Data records
——

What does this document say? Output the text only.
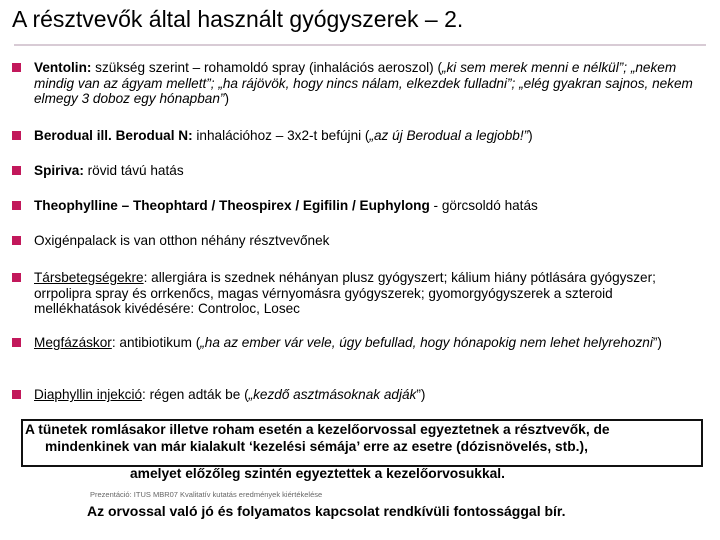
A résztvevők által használt gyógyszerek – 2.
Ventolin: szükség szerint – rohamoldó spray (inhalációs aeroszol) („ki sem merek menni e nélkül”; „nekem mindig van az ágyam mellett”; „ha rájövök, hogy nincs nálam, elkezdek fulladni”; „elég gyakran sajnos, nekem elmegy 3 doboz egy hónapban”)
Berodual ill. Berodual N: inhalációhoz – 3x2-t befújni („az új Berodual a legjobb!”)
Spiriva: rövid távú hatás
Theophylline – Theophtard / Theospirex / Egifilin / Euphylong - görcsoldó hatás
Oxigénpalack is van otthon néhány résztvevőnek
Társbetegségekre: allergiára is szednek néhányan plusz gyógyszert; kálium hiány pótlására gyógyszer; orrpolipra spray és orrkenőcs, magas vérnyomásra gyógyszerek; gyomorgyógyszerek a szteroid mellékhatások kivédésére: Controloc, Losec
Megfázáskor: antibiotikum („ha az ember vár vele, úgy befullad, hogy hónapokig nem lehet helyrehozni”)
Diaphyllin injekció: régen adták be („kezdő asztmásoknak adják”)
A tünetek romlásakor illetve roham esetén a kezelőorvossal egyeztetnek a résztvevők, de
mindenkinek van már kialakult ‘kezelési sémája’ erre az esetre (dózisnövelés, stb.),
amelyet előzőleg szintén egyeztettek a kezelőorvosukkal.
Prezentáció: ITUS MBR07 Kvalitatív kutatás eredmények kiértékelése
Az orvossal való jó és folyamatos kapcsolat rendkívüli fontossággal bír.
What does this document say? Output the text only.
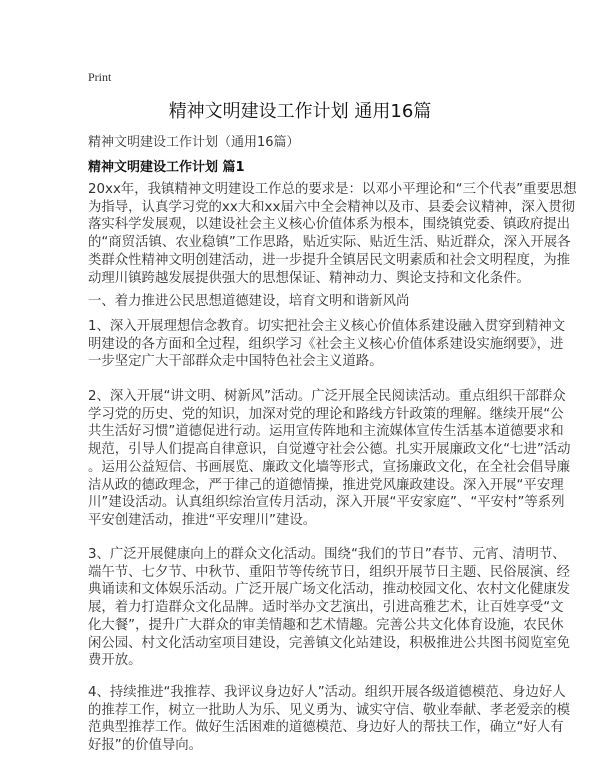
Print
精神文明建设工作计划 通用16篇
精神文明建设工作计划（通用16篇）
精神文明建设工作计划 篇1
20xx年，我镇精神文明建设工作总的要求是：以邓小平理论和“三个代表”重要思想
为指导，认真学习党的xx大和xx届六中全会精神以及市、县委会议精神，深入贯彻
落实科学发展观，以建设社会主义核心价值体系为根本，围绕镇党委、镇政府提出
的“商贸活镇、农业稳镇”工作思路，贴近实际、贴近生活、贴近群众，深入开展各
类群众性精神文明创建活动，进一步提升全镇居民文明素质和社会文明程度，为推
动理川镇跨越发展提供强大的思想保证、精神动力、舆论支持和文化条件。
一、着力推进公民思想道德建设，培育文明和谐新风尚
1、深入开展理想信念教育。切实把社会主义核心价值体系建设融入贯穿到精神文
明建设的各方面和全过程，组织学习《社会主义核心价值体系建设实施纲要》，进
一步坚定广大干部群众走中国特色社会主义道路。
2、深入开展“讲文明、树新风”活动。广泛开展全民阅读活动。重点组织干部群众
学习党的历史、党的知识，加深对党的理论和路线方针政策的理解。继续开展“公
共生活好习惯”道德促进行动。运用宣传阵地和主流媒体宣传生活基本道德要求和
规范，引导人们提高自律意识，自觉遵守社会公德。扎实开展廉政文化“七进”活动
。运用公益短信、书画展览、廉政文化墙等形式，宣扬廉政文化，在全社会倡导廉
洁从政的德政理念，严于律己的道德情操，推进党风廉政建设。深入开展“平安理
川”建设活动。认真组织综治宣传月活动，深入开展“平安家庭”、“平安村”等系列
平安创建活动，推进“平安理川”建设。
3、广泛开展健康向上的群众文化活动。围绕“我们的节日”春节、元宵、清明节、
端午节、七夕节、中秋节、重阳节等传统节日，组织开展节日主题、民俗展演、经
典诵读和文体娱乐活动。广泛开展广场文化活动，推动校园文化、农村文化健康发
展，着力打造群众文化品牌。适时举办文艺演出，引进高雅艺术，让百姓享受“文
化大餐”，提升广大群众的审美情趣和艺术情趣。完善公共文化体育设施，农民休
闲公园、村文化活动室项目建设，完善镇文化站建设，积极推进公共图书阅览室免
费开放。
4、持续推进“我推荐、我评议身边好人”活动。组织开展各级道德模范、身边好人
的推荐工作，树立一批助人为乐、见义勇为、诚实守信、敬业奉献、孝老爱亲的模
范典型推荐工作。做好生活困难的道德模范、身边好人的帮扶工作，确立“好人有
好报”的价值导向。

——

- _WRITTEN TASK_
Find the number of lines in which the word "精神文明建设工作计划" occurs, and write nothing but that number.

- _REPLY TO THE TASK_
3